(Entries from a dataset)
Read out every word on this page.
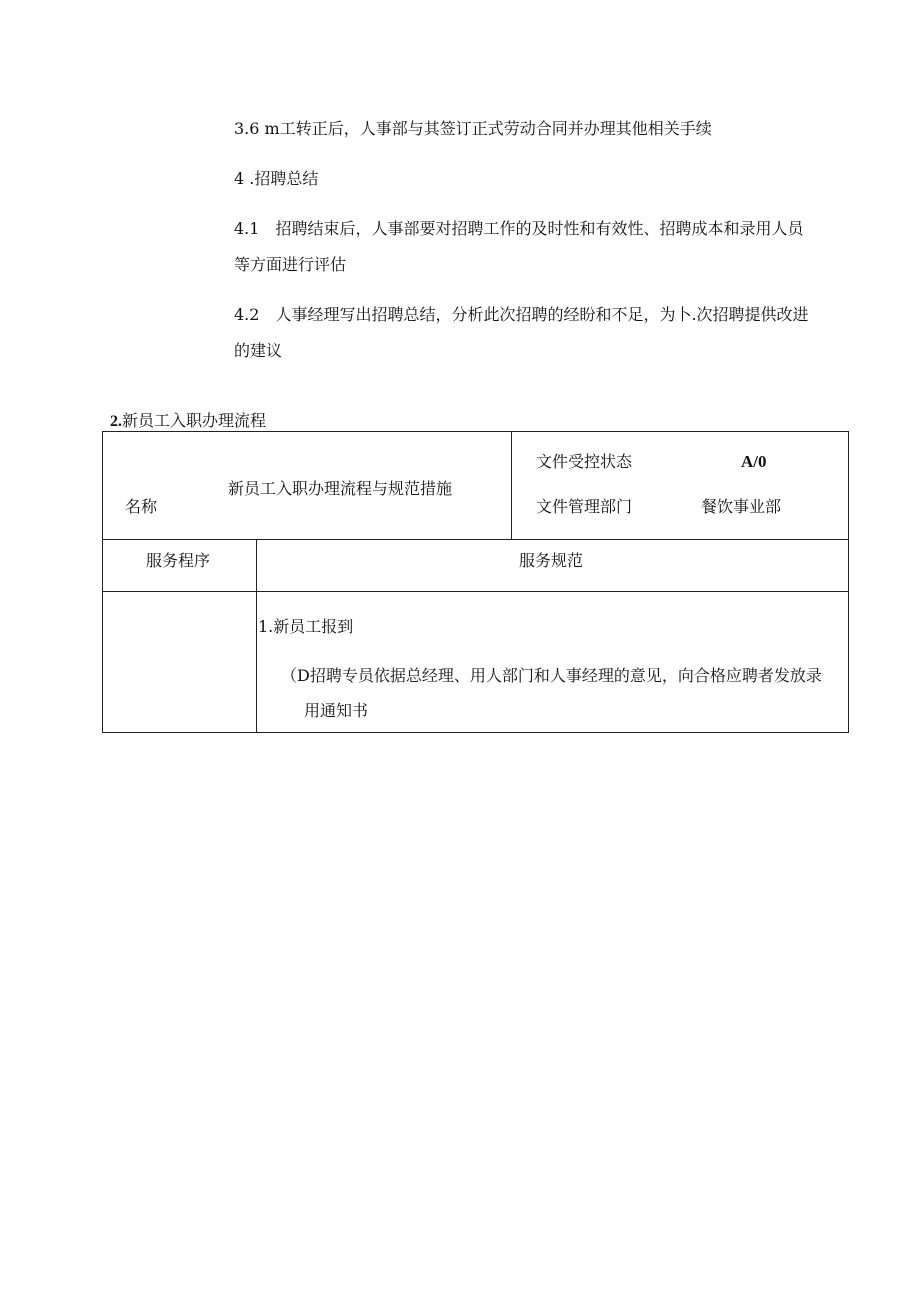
3.6 m工转正后，人事部与其签订正式劳动合同并办理其他相关手续

4 .招聘总结

4.1　招聘结束后，人事部要对招聘工作的及时性和有效性、招聘成本和录用人员

等方面进行评估

4.2　人事经理写出招聘总结，分析此次招聘的经盼和不足，为卜.次招聘提供改进

的建议

2.新员工入职办理流程

新员工入职办理流程与规范措施
名称
文件受控状态	A/0
文件管理部门	餐饮事业部
服务程序	服务规范
1.新员工报到
（D招聘专员依据总经理、用人部门和人事经理的意见，向合格应聘者发放录
用通知书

> Stated task
Output all of the entries verbatim, leaving out any images.

> Output for this exercise
Read out every word on this page.
3.6 m工转正后，人事部与其签订正式劳动合同并办理其他相关手续

4 .招聘总结

4.1　招聘结束后，人事部要对招聘工作的及时性和有效性、招聘成本和录用人员

等方面进行评估

4.2　人事经理写出招聘总结，分析此次招聘的经盼和不足，为卜.次招聘提供改进

的建议

2.新员工入职办理流程

新员工入职办理流程与规范措施
名称
文件受控状态	A/0
文件管理部门	餐饮事业部
服务程序	服务规范
1.新员工报到
（D招聘专员依据总经理、用人部门和人事经理的意见，向合格应聘者发放录
用通知书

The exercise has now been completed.